REQUIRED WORK:
Give only a count of the lines that include the string "description".
____ INPUT ROWS
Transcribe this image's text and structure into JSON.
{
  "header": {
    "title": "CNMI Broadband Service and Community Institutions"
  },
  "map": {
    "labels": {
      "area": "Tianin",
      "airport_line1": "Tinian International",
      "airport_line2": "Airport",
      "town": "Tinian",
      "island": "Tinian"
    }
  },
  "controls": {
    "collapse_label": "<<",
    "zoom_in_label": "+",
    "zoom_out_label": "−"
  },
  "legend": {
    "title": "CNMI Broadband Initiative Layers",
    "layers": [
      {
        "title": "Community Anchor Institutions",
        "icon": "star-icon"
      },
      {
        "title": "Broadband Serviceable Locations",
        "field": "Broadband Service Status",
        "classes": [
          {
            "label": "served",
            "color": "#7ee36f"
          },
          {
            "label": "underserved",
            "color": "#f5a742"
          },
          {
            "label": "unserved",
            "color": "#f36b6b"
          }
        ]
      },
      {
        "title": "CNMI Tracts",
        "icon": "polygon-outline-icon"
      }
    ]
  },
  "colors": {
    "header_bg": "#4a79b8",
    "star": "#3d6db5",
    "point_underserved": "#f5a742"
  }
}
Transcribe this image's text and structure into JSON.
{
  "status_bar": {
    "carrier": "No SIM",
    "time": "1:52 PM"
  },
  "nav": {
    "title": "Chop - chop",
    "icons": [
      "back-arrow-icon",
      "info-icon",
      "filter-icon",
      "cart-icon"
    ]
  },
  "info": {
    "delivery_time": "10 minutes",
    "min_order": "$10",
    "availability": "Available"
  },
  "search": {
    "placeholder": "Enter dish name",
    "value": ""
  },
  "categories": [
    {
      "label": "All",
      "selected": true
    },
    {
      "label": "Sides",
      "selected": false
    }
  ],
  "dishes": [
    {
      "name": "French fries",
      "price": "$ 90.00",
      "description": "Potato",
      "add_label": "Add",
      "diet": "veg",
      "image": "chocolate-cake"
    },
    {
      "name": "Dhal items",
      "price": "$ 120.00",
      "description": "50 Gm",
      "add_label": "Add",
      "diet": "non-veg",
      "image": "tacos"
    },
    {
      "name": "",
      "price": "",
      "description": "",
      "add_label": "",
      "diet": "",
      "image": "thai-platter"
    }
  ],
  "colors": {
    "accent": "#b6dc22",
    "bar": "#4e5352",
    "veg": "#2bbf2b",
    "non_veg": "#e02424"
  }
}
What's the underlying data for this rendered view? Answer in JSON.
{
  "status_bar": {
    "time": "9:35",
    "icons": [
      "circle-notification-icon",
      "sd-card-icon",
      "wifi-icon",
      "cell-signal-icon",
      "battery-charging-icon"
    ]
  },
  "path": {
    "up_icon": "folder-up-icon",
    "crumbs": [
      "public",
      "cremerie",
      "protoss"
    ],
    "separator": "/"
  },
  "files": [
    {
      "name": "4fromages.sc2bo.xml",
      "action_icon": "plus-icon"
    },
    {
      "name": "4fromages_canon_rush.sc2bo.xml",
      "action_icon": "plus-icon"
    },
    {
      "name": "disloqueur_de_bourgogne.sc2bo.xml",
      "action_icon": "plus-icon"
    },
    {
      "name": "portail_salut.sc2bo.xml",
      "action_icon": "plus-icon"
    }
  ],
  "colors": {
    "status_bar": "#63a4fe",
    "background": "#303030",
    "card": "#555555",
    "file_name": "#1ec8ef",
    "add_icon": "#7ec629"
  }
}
________
SOLVED PROBLEM:
3